Challenge | Please return the stretch of the data from the line containing "Annotate this image: element" through the line containing "x-axis-tick [932, 1077, 934, 1085]", both lines included, with every line copied unchanged.

______

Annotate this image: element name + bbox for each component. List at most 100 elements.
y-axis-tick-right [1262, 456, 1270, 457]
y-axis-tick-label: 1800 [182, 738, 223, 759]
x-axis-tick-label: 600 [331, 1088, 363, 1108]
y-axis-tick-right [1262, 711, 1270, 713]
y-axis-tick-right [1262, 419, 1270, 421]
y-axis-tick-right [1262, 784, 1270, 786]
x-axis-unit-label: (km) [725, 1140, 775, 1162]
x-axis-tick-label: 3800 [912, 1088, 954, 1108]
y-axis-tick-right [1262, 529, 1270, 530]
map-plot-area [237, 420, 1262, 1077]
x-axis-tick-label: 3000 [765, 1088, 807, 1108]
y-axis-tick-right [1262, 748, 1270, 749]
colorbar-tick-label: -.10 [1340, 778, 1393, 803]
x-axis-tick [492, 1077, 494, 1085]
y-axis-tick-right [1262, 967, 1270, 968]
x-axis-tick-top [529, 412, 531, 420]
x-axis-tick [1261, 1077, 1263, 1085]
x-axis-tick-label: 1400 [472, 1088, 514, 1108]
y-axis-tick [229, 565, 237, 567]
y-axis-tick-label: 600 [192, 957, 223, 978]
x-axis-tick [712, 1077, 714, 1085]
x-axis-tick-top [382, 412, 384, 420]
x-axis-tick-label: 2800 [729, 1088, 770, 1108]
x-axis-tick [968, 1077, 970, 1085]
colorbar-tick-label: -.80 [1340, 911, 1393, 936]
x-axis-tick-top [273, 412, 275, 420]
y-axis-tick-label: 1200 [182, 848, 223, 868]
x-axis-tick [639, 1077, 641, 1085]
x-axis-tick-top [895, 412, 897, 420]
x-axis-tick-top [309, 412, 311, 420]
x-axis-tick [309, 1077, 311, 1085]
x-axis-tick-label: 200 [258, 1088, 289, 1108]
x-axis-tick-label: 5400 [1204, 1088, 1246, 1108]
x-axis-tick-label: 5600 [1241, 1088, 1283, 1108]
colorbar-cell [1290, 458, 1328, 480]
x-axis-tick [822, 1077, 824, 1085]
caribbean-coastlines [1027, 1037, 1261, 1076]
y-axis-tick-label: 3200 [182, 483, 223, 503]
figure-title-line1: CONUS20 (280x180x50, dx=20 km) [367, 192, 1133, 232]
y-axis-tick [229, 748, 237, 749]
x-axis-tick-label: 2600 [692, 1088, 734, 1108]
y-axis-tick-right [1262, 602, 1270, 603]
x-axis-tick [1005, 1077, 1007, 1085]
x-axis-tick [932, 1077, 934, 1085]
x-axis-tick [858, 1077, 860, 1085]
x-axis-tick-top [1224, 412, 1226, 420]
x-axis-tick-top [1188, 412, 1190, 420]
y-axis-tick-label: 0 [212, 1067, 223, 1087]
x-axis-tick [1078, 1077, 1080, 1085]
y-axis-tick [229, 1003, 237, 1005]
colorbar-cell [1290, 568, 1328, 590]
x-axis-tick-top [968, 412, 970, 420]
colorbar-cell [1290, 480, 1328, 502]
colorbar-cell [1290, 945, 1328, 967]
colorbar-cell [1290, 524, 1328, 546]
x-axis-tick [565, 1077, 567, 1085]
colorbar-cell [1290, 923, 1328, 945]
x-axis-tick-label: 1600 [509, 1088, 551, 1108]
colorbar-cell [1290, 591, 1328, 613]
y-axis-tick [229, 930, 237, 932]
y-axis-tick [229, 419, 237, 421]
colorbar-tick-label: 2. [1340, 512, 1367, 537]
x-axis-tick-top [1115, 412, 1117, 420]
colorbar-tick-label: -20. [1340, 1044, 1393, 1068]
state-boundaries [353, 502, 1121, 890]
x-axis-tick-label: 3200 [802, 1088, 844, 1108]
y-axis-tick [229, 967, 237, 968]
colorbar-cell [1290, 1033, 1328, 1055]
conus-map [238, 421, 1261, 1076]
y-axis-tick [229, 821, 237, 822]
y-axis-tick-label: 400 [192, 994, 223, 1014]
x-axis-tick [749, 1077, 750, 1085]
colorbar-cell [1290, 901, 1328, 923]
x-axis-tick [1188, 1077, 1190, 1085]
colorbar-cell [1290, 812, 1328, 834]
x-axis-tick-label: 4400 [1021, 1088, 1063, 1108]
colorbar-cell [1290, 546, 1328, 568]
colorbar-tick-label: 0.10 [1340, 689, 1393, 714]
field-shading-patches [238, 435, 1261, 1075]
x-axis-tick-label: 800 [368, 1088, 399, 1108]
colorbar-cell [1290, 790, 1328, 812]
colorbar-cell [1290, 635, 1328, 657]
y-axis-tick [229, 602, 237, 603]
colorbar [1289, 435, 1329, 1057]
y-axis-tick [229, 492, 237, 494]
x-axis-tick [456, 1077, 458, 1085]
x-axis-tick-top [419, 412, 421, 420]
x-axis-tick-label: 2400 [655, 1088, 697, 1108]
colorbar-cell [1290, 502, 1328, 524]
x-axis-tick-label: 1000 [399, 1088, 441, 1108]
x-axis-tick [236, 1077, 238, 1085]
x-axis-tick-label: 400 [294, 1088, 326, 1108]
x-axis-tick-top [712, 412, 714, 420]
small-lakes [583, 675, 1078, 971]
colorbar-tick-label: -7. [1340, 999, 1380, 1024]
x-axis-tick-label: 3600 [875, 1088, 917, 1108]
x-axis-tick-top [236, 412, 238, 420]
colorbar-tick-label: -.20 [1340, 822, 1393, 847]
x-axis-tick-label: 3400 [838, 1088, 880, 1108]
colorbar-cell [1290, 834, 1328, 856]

______

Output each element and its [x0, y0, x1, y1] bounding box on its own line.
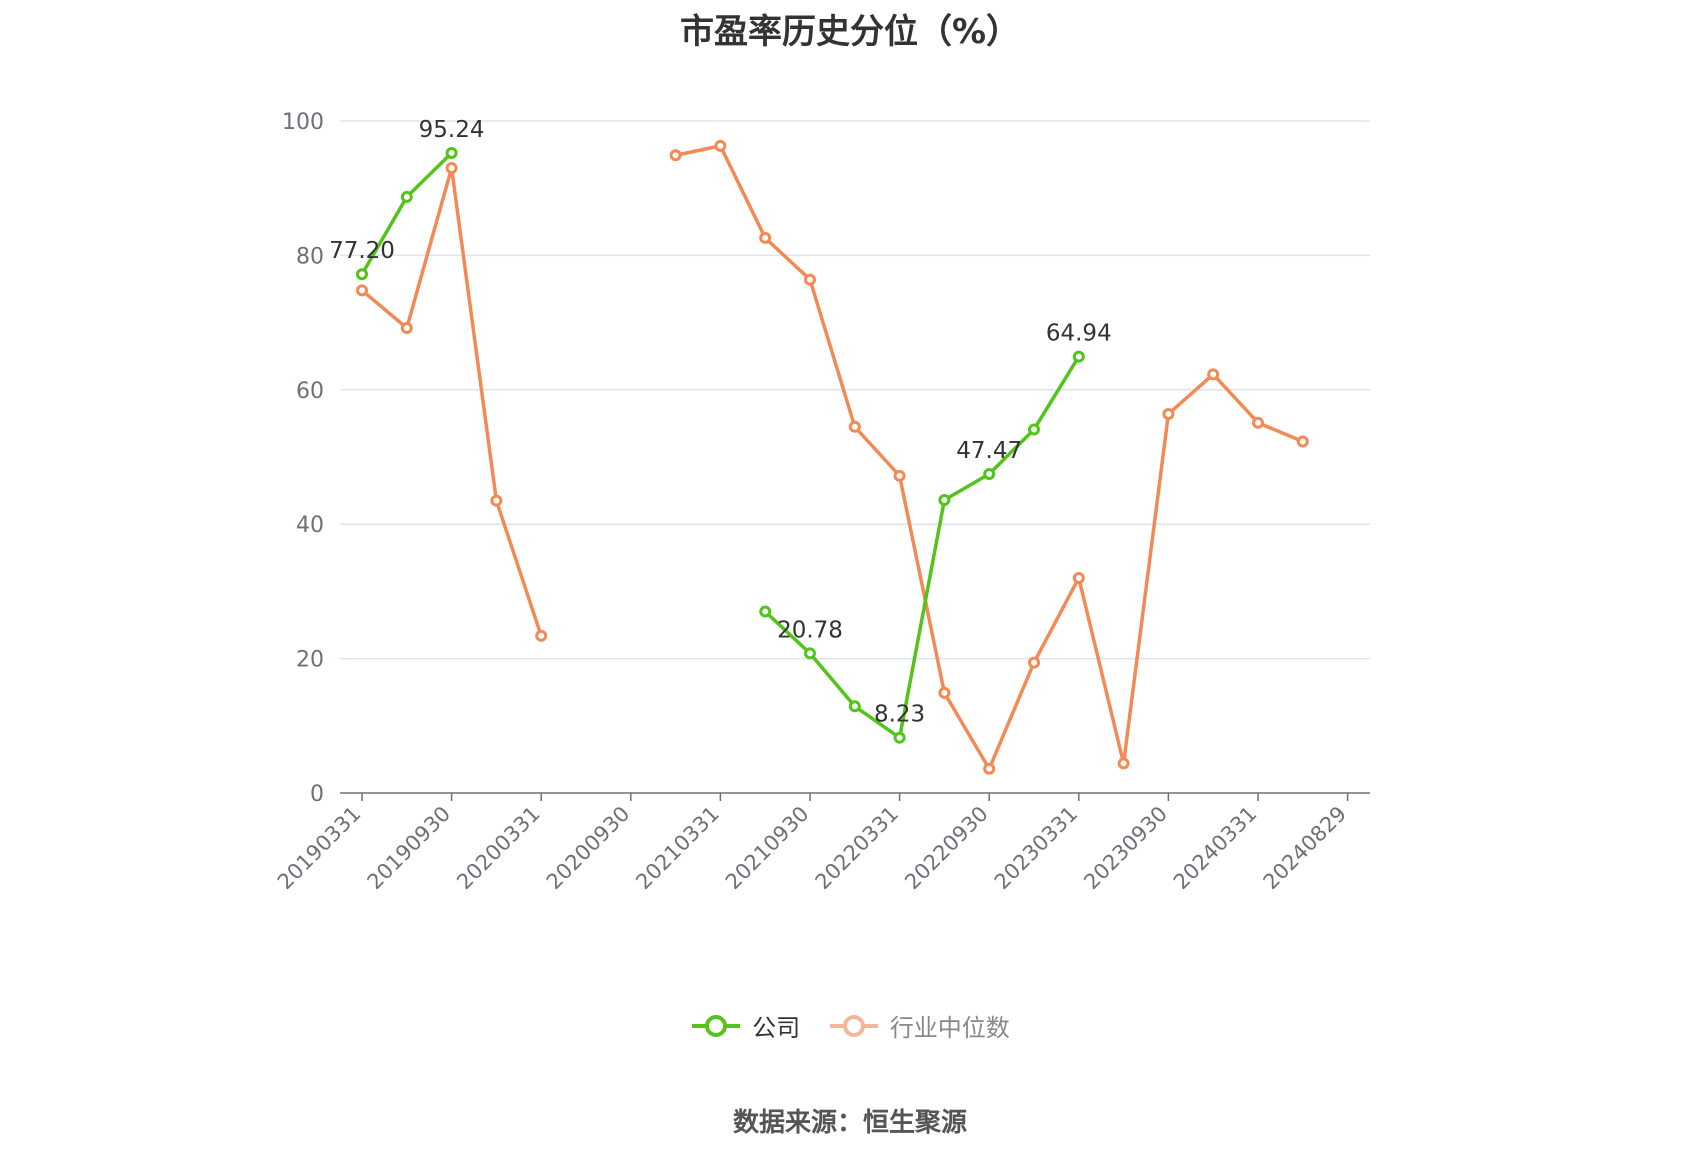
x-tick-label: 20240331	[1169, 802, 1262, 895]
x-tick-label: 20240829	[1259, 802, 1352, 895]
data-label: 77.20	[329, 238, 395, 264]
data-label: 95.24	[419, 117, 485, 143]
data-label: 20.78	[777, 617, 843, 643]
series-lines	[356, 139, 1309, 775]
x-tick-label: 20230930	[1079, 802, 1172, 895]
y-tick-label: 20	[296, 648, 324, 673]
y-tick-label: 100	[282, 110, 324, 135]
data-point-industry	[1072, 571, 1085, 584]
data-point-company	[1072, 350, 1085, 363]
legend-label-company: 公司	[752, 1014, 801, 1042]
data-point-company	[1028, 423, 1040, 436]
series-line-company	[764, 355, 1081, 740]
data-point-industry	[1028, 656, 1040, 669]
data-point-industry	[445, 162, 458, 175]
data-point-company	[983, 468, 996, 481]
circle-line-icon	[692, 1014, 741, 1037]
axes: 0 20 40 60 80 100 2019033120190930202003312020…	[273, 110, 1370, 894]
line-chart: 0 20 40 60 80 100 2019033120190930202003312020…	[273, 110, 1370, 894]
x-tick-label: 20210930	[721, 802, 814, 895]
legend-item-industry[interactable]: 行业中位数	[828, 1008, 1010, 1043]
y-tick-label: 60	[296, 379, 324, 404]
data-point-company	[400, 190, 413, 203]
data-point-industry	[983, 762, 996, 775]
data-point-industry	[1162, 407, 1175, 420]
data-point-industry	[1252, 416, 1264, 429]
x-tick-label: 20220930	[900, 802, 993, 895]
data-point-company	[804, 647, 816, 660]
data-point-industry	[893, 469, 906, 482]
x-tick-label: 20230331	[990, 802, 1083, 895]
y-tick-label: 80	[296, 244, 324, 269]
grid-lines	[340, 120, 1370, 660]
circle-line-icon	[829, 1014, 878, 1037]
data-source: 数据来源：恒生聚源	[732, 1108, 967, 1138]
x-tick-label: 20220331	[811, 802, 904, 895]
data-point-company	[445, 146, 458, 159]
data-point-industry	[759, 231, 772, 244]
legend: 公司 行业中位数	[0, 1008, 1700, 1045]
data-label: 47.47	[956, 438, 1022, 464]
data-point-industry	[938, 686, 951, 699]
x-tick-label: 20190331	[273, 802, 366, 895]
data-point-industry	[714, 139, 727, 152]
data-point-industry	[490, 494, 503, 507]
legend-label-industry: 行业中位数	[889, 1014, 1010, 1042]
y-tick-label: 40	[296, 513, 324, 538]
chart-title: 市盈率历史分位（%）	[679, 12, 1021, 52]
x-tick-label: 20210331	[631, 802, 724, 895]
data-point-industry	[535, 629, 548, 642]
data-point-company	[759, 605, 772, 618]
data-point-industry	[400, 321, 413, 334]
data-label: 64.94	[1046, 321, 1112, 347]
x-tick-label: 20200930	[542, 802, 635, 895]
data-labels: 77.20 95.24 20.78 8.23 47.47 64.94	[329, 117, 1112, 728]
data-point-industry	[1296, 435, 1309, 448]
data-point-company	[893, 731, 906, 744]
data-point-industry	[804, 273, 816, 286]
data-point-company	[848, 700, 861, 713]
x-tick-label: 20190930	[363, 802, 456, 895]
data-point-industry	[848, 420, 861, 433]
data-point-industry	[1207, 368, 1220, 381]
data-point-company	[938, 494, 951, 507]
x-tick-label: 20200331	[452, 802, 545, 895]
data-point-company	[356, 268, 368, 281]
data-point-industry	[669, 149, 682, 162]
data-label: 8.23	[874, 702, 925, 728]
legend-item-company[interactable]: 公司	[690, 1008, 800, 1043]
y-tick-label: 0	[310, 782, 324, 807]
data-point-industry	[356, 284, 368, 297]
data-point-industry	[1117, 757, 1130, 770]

______

Result below |
Annotate this image: element name + bbox for each component. List at most 100 elements.
y-axis-tick-right [1262, 456, 1270, 457]
y-axis-tick-label: 1800 [182, 738, 223, 759]
x-axis-tick-label: 600 [331, 1088, 363, 1108]
y-axis-tick-right [1262, 711, 1270, 713]
y-axis-tick-right [1262, 419, 1270, 421]
y-axis-tick-right [1262, 784, 1270, 786]
x-axis-unit-label: (km) [725, 1140, 775, 1162]
x-axis-tick-label: 3800 [912, 1088, 954, 1108]
y-axis-tick-right [1262, 529, 1270, 530]
map-plot-area [237, 420, 1262, 1077]
x-axis-tick-label: 3000 [765, 1088, 807, 1108]
y-axis-tick-right [1262, 748, 1270, 749]
colorbar-tick-label: -.10 [1340, 778, 1393, 803]
x-axis-tick [492, 1077, 494, 1085]
y-axis-tick-right [1262, 967, 1270, 968]
x-axis-tick-top [529, 412, 531, 420]
x-axis-tick [1261, 1077, 1263, 1085]
x-axis-tick-label: 1400 [472, 1088, 514, 1108]
y-axis-tick [229, 565, 237, 567]
y-axis-tick-label: 600 [192, 957, 223, 978]
x-axis-tick [712, 1077, 714, 1085]
x-axis-tick-top [382, 412, 384, 420]
x-axis-tick-label: 2800 [729, 1088, 770, 1108]
x-axis-tick [968, 1077, 970, 1085]
colorbar-tick-label: -.80 [1340, 911, 1393, 936]
x-axis-tick-top [273, 412, 275, 420]
y-axis-tick-label: 1200 [182, 848, 223, 868]
x-axis-tick [639, 1077, 641, 1085]
x-axis-tick-top [895, 412, 897, 420]
x-axis-tick-top [309, 412, 311, 420]
x-axis-tick [309, 1077, 311, 1085]
x-axis-tick-label: 200 [258, 1088, 289, 1108]
x-axis-tick-label: 5400 [1204, 1088, 1246, 1108]
x-axis-tick-label: 5600 [1241, 1088, 1283, 1108]
colorbar-cell [1290, 458, 1328, 480]
x-axis-tick [822, 1077, 824, 1085]
caribbean-coastlines [1027, 1037, 1261, 1076]
y-axis-tick-label: 3200 [182, 483, 223, 503]
figure-title-line1: CONUS20 (280x180x50, dx=20 km) [367, 192, 1133, 232]
y-axis-tick [229, 748, 237, 749]
x-axis-tick-label: 2600 [692, 1088, 734, 1108]
y-axis-tick-right [1262, 602, 1270, 603]
x-axis-tick [1005, 1077, 1007, 1085]
x-axis-tick [932, 1077, 934, 1085]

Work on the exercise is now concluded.